DATA EXTRACT:
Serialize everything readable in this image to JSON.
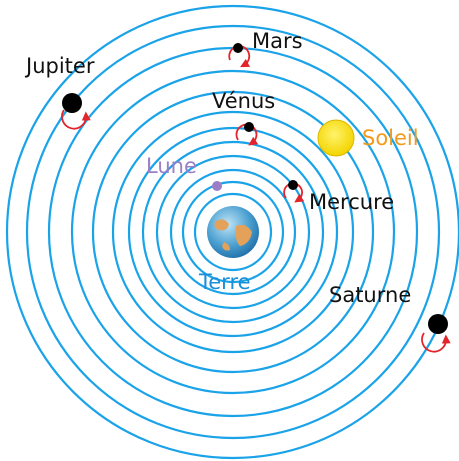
{
  "nodes": [
    {
      "label": "Mars"
    },
    {
      "label": "Jupiter"
    },
    {
      "label": "Vénus"
    },
    {
      "label": "Soleil"
    },
    {
      "label": "Lune"
    },
    {
      "label": "Mercure"
    },
    {
      "label": "Terre"
    },
    {
      "label": "Saturne"
    }
  ]
}
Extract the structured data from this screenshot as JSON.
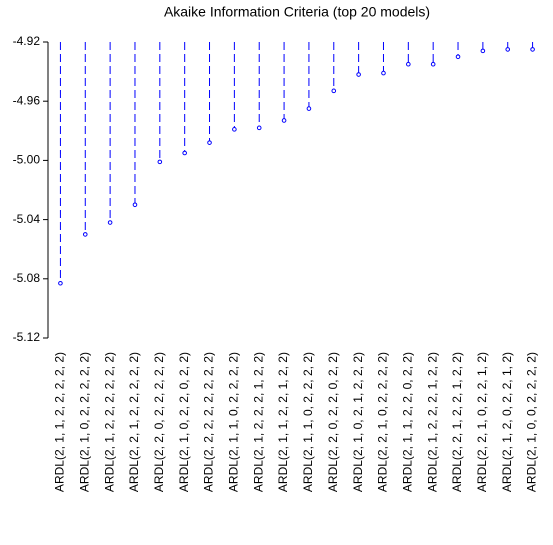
{
  "chart_data": {
    "type": "lollipop",
    "title": "Akaike Information Criteria (top 20 models)",
    "categories": [
      "ARDL(2, 1, 1, 2, 2, 2, 2, 2)",
      "ARDL(2, 1, 0, 2, 2, 2, 2, 2)",
      "ARDL(2, 1, 2, 2, 2, 2, 2, 2)",
      "ARDL(2, 2, 1, 2, 2, 2, 2, 2)",
      "ARDL(2, 2, 0, 2, 2, 2, 2, 2)",
      "ARDL(2, 1, 0, 2, 2, 0, 2, 2)",
      "ARDL(2, 2, 2, 2, 2, 2, 2, 2)",
      "ARDL(2, 1, 1, 0, 2, 2, 2, 2)",
      "ARDL(2, 1, 2, 2, 2, 1, 2, 2)",
      "ARDL(2, 1, 1, 2, 2, 1, 2, 2)",
      "ARDL(2, 1, 1, 0, 2, 2, 2, 2)",
      "ARDL(2, 2, 0, 2, 2, 0, 2, 2)",
      "ARDL(2, 1, 0, 2, 1, 2, 2, 2)",
      "ARDL(2, 2, 1, 0, 2, 2, 2, 2)",
      "ARDL(2, 1, 1, 2, 2, 0, 2, 2)",
      "ARDL(2, 1, 2, 2, 2, 1, 2, 2)",
      "ARDL(2, 2, 1, 2, 2, 1, 2, 2)",
      "ARDL(2, 2, 1, 0, 2, 2, 1, 2)",
      "ARDL(2, 1, 2, 0, 2, 2, 1, 2)",
      "ARDL(2, 1, 0, 0, 2, 2, 2, 2)"
    ],
    "values": [
      -5.083,
      -5.05,
      -5.042,
      -5.03,
      -5.001,
      -4.995,
      -4.988,
      -4.979,
      -4.978,
      -4.973,
      -4.965,
      -4.953,
      -4.942,
      -4.941,
      -4.935,
      -4.935,
      -4.93,
      -4.926,
      -4.925,
      -4.925
    ],
    "color": "#0000ff",
    "ylim": [
      -5.12,
      -4.92
    ],
    "yticks": [
      -4.92,
      -4.96,
      {
        "value": -5,
        "label": "-5.00"
      },
      -5.04,
      -5.08,
      -5.12
    ]
  }
}
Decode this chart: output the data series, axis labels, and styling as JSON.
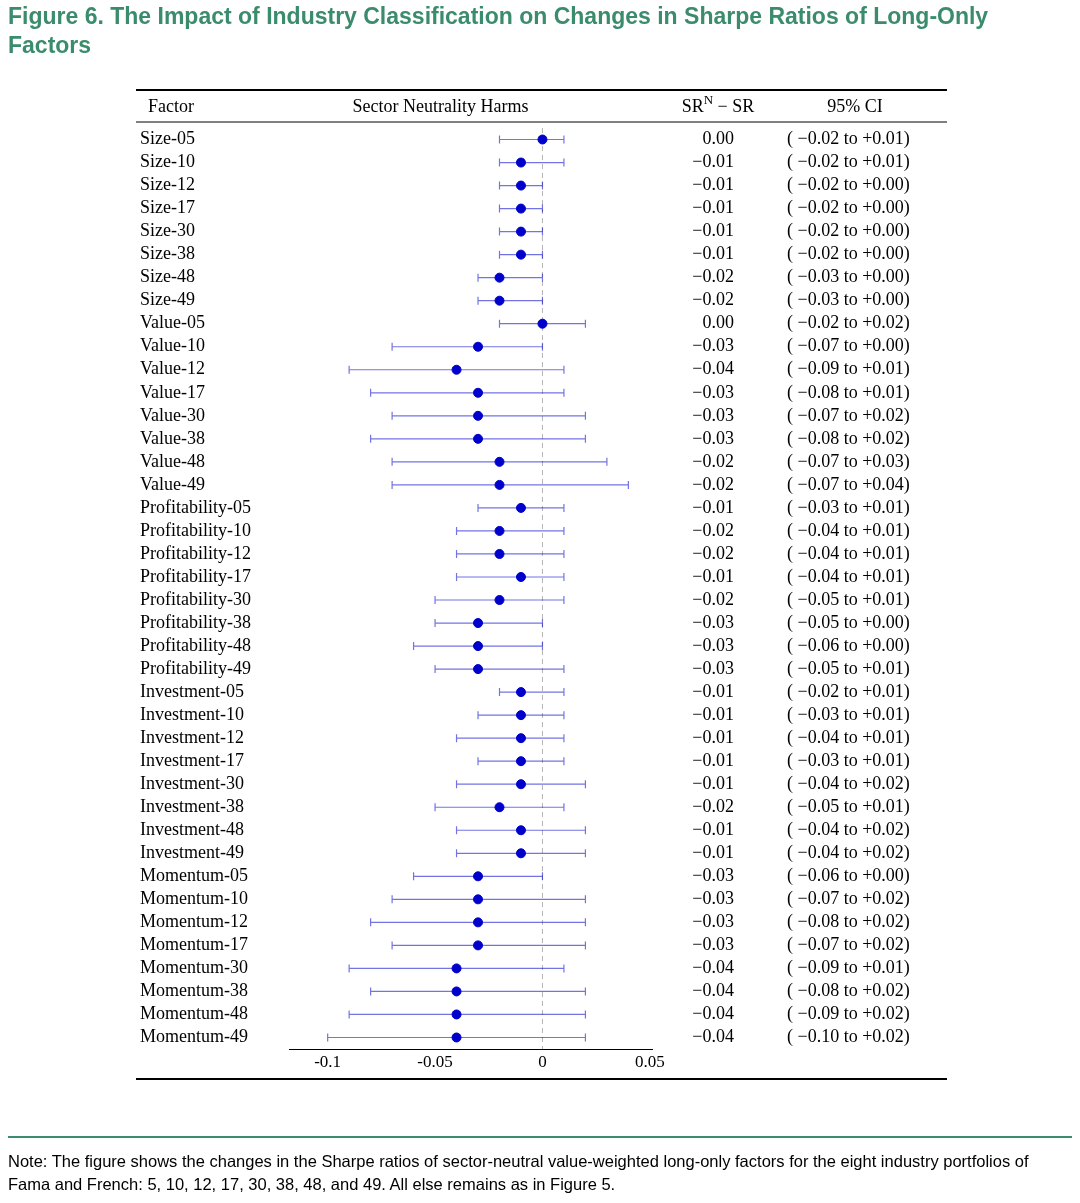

BRIEF: Across the records above, count the lines holding "JSON" and reply with that number alone.

TASK RESPONSE: 3